WHAT THE TASK ASKS —
Extract the complete listing and repeat it word for word.

SOURCE DATA —
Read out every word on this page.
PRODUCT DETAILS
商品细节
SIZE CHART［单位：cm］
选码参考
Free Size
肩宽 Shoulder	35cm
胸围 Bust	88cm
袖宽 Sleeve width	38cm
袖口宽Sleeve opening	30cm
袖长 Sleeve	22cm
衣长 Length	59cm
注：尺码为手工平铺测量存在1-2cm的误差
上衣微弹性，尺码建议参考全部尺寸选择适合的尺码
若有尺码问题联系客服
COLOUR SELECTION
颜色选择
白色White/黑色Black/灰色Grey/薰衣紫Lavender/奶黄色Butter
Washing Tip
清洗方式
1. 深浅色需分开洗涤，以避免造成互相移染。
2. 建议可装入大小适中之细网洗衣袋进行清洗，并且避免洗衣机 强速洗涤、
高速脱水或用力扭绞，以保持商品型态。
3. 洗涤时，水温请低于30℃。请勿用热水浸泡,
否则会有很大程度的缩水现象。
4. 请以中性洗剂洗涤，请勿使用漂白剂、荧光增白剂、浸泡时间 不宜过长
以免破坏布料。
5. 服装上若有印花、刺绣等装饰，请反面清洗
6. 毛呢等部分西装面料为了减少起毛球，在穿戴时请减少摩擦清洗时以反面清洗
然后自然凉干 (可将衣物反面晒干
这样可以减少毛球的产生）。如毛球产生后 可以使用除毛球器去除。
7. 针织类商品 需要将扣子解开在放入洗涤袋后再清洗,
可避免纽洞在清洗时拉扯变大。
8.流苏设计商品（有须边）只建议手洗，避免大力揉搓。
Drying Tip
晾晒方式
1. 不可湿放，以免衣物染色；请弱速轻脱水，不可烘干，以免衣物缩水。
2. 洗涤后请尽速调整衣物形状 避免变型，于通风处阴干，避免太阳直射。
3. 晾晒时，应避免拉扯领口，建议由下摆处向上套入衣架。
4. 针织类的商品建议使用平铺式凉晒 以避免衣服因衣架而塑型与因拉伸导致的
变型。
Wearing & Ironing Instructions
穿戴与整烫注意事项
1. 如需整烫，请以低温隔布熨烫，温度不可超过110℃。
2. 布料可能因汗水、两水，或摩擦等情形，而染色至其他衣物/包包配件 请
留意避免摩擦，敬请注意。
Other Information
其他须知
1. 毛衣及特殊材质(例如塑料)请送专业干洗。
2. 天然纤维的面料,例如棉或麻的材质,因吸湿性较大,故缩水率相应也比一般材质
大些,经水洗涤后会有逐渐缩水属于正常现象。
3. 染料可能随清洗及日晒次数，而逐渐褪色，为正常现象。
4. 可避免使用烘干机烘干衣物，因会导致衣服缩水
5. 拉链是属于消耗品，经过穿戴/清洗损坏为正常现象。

SOLUTION FOR THIS EXERCISE —
Read out every word on this page.
PRODUCT DETAILS
商品细节
SIZE CHART［单位：cm］
选码参考
Free Size
肩宽 Shoulder	35cm
胸围 Bust	88cm
袖宽 Sleeve width	38cm
袖口宽Sleeve opening	30cm
袖长 Sleeve	22cm
衣长 Length	59cm
注：尺码为手工平铺测量存在1-2cm的误差
上衣微弹性，尺码建议参考全部尺寸选择适合的尺码
若有尺码问题联系客服
COLOUR SELECTION
颜色选择
白色White/黑色Black/灰色Grey/薰衣紫Lavender/奶黄色Butter
Washing Tip
清洗方式
1. 深浅色需分开洗涤，以避免造成互相移染。
2. 建议可装入大小适中之细网洗衣袋进行清洗，并且避免洗衣机 强速洗涤、
高速脱水或用力扭绞，以保持商品型态。
3. 洗涤时，水温请低于30℃。请勿用热水浸泡,
否则会有很大程度的缩水现象。
4. 请以中性洗剂洗涤，请勿使用漂白剂、荧光增白剂、浸泡时间 不宜过长
以免破坏布料。
5. 服装上若有印花、刺绣等装饰，请反面清洗
6. 毛呢等部分西装面料为了减少起毛球，在穿戴时请减少摩擦清洗时以反面清洗
然后自然凉干 (可将衣物反面晒干
这样可以减少毛球的产生）。如毛球产生后 可以使用除毛球器去除。
7. 针织类商品 需要将扣子解开在放入洗涤袋后再清洗,
可避免纽洞在清洗时拉扯变大。
8.流苏设计商品（有须边）只建议手洗，避免大力揉搓。
Drying Tip
晾晒方式
1. 不可湿放，以免衣物染色；请弱速轻脱水，不可烘干，以免衣物缩水。
2. 洗涤后请尽速调整衣物形状 避免变型，于通风处阴干，避免太阳直射。
3. 晾晒时，应避免拉扯领口，建议由下摆处向上套入衣架。
4. 针织类的商品建议使用平铺式凉晒 以避免衣服因衣架而塑型与因拉伸导致的
变型。
Wearing & Ironing Instructions
穿戴与整烫注意事项
1. 如需整烫，请以低温隔布熨烫，温度不可超过110℃。
2. 布料可能因汗水、两水，或摩擦等情形，而染色至其他衣物/包包配件 请
留意避免摩擦，敬请注意。
Other Information
其他须知
1. 毛衣及特殊材质(例如塑料)请送专业干洗。
2. 天然纤维的面料,例如棉或麻的材质,因吸湿性较大,故缩水率相应也比一般材质
大些,经水洗涤后会有逐渐缩水属于正常现象。
3. 染料可能随清洗及日晒次数，而逐渐褪色，为正常现象。
4. 可避免使用烘干机烘干衣物，因会导致衣服缩水
5. 拉链是属于消耗品，经过穿戴/清洗损坏为正常现象。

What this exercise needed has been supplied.